## INSTRUCTIONS TO FOLLOW
The listing below should be copied in full, word for word.

## THE DATA
* * *

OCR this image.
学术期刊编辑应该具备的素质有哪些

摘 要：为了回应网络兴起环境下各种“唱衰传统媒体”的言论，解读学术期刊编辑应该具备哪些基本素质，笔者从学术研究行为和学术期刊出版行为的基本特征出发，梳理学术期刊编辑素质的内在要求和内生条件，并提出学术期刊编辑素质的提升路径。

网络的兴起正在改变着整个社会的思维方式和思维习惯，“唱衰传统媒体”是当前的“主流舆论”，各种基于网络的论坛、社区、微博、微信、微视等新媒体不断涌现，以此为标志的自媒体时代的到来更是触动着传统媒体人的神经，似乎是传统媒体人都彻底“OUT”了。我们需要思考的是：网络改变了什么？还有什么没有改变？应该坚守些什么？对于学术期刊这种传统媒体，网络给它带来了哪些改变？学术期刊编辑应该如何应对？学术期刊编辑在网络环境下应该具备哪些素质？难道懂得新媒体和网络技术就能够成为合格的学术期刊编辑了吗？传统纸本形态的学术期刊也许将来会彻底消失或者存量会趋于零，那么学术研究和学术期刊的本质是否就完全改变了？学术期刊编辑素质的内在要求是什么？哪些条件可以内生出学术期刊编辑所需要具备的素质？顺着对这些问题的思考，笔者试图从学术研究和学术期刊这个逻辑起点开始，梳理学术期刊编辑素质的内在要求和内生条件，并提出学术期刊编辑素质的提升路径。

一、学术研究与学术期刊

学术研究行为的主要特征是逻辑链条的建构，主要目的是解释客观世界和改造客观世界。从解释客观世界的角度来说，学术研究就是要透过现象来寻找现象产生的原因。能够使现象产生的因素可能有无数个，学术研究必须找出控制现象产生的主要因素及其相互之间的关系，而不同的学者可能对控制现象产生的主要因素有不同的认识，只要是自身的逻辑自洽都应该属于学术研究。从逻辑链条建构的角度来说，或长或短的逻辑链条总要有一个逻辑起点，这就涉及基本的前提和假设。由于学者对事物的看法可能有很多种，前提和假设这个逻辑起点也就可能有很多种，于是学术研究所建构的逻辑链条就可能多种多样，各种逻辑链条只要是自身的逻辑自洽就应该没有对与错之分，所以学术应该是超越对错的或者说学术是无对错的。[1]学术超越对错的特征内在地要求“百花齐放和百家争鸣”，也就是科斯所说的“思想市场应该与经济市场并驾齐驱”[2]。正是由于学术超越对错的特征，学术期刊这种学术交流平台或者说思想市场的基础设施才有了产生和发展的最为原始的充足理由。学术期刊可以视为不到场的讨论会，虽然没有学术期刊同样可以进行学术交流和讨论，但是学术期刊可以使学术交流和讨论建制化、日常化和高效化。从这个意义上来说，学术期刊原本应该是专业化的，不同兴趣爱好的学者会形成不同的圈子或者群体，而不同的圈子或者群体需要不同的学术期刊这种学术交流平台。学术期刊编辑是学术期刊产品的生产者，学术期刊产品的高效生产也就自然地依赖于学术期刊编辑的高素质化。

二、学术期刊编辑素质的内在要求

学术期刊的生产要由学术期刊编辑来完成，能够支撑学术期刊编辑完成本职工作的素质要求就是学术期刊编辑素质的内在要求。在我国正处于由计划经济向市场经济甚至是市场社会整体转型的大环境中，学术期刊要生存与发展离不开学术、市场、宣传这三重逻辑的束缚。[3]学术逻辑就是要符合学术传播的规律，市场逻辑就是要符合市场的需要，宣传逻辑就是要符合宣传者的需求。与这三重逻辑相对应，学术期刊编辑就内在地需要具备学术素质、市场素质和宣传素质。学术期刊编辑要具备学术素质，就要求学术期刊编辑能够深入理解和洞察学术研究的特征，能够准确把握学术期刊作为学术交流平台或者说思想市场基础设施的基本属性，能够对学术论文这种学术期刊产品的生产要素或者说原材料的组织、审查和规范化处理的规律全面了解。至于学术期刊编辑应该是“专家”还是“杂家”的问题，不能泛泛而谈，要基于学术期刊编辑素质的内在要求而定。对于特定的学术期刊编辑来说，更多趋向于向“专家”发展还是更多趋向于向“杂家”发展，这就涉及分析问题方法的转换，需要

* * *

## IN RESPONSE
OCR this image.
学术期刊编辑应该具备的素质有哪些

摘 要：为了回应网络兴起环境下各种“唱衰传统媒体”的言论，解读学术期刊编辑应该具备哪些基本素质，笔者从学术研究行为和学术期刊出版行为的基本特征出发，梳理学术期刊编辑素质的内在要求和内生条件，并提出学术期刊编辑素质的提升路径。

网络的兴起正在改变着整个社会的思维方式和思维习惯，“唱衰传统媒体”是当前的“主流舆论”，各种基于网络的论坛、社区、微博、微信、微视等新媒体不断涌现，以此为标志的自媒体时代的到来更是触动着传统媒体人的神经，似乎是传统媒体人都彻底“OUT”了。我们需要思考的是：网络改变了什么？还有什么没有改变？应该坚守些什么？对于学术期刊这种传统媒体，网络给它带来了哪些改变？学术期刊编辑应该如何应对？学术期刊编辑在网络环境下应该具备哪些素质？难道懂得新媒体和网络技术就能够成为合格的学术期刊编辑了吗？传统纸本形态的学术期刊也许将来会彻底消失或者存量会趋于零，那么学术研究和学术期刊的本质是否就完全改变了？学术期刊编辑素质的内在要求是什么？哪些条件可以内生出学术期刊编辑所需要具备的素质？顺着对这些问题的思考，笔者试图从学术研究和学术期刊这个逻辑起点开始，梳理学术期刊编辑素质的内在要求和内生条件，并提出学术期刊编辑素质的提升路径。

一、学术研究与学术期刊

学术研究行为的主要特征是逻辑链条的建构，主要目的是解释客观世界和改造客观世界。从解释客观世界的角度来说，学术研究就是要透过现象来寻找现象产生的原因。能够使现象产生的因素可能有无数个，学术研究必须找出控制现象产生的主要因素及其相互之间的关系，而不同的学者可能对控制现象产生的主要因素有不同的认识，只要是自身的逻辑自洽都应该属于学术研究。从逻辑链条建构的角度来说，或长或短的逻辑链条总要有一个逻辑起点，这就涉及基本的前提和假设。由于学者对事物的看法可能有很多种，前提和假设这个逻辑起点也就可能有很多种，于是学术研究所建构的逻辑链条就可能多种多样，各种逻辑链条只要是自身的逻辑自洽就应该没有对与错之分，所以学术应该是超越对错的或者说学术是无对错的。[1]学术超越对错的特征内在地要求“百花齐放和百家争鸣”，也就是科斯所说的“思想市场应该与经济市场并驾齐驱”[2]。正是由于学术超越对错的特征，学术期刊这种学术交流平台或者说思想市场的基础设施才有了产生和发展的最为原始的充足理由。学术期刊可以视为不到场的讨论会，虽然没有学术期刊同样可以进行学术交流和讨论，但是学术期刊可以使学术交流和讨论建制化、日常化和高效化。从这个意义上来说，学术期刊原本应该是专业化的，不同兴趣爱好的学者会形成不同的圈子或者群体，而不同的圈子或者群体需要不同的学术期刊这种学术交流平台。学术期刊编辑是学术期刊产品的生产者，学术期刊产品的高效生产也就自然地依赖于学术期刊编辑的高素质化。

二、学术期刊编辑素质的内在要求

学术期刊的生产要由学术期刊编辑来完成，能够支撑学术期刊编辑完成本职工作的素质要求就是学术期刊编辑素质的内在要求。在我国正处于由计划经济向市场经济甚至是市场社会整体转型的大环境中，学术期刊要生存与发展离不开学术、市场、宣传这三重逻辑的束缚。[3]学术逻辑就是要符合学术传播的规律，市场逻辑就是要符合市场的需要，宣传逻辑就是要符合宣传者的需求。与这三重逻辑相对应，学术期刊编辑就内在地需要具备学术素质、市场素质和宣传素质。学术期刊编辑要具备学术素质，就要求学术期刊编辑能够深入理解和洞察学术研究的特征，能够准确把握学术期刊作为学术交流平台或者说思想市场基础设施的基本属性，能够对学术论文这种学术期刊产品的生产要素或者说原材料的组织、审查和规范化处理的规律全面了解。至于学术期刊编辑应该是“专家”还是“杂家”的问题，不能泛泛而谈，要基于学术期刊编辑素质的内在要求而定。对于特定的学术期刊编辑来说，更多趋向于向“专家”发展还是更多趋向于向“杂家”发展，这就涉及分析问题方法的转换，需要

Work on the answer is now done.